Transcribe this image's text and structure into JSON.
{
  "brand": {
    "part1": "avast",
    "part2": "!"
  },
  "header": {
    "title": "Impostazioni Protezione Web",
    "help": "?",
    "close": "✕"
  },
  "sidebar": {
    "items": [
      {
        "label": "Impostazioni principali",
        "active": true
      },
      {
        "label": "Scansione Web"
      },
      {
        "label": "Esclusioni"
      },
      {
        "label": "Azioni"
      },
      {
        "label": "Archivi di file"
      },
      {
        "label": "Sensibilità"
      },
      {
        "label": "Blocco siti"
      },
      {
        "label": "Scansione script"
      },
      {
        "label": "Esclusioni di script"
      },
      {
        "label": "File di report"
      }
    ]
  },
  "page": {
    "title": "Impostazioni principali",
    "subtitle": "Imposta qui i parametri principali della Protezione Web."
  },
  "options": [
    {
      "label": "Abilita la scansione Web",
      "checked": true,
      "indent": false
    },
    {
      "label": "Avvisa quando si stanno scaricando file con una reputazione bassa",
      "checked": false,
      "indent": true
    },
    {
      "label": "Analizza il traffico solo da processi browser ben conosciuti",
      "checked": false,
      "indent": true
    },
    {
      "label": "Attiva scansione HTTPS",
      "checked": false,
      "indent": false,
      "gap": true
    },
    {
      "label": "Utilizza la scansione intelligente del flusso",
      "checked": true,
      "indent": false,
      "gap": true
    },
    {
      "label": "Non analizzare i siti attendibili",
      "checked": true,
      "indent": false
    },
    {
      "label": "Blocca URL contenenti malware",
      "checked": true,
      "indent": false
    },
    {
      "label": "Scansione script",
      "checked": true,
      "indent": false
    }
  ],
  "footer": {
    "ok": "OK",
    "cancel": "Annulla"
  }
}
※ ※ ※
- **Your objective**: Look over the listing above. Pick out and copy every line that includes "Impostazioni".

- **The answer**:
    "title": "Impostazioni Protezione Web",
        "label": "Impostazioni principali",
    "title": "Impostazioni principali",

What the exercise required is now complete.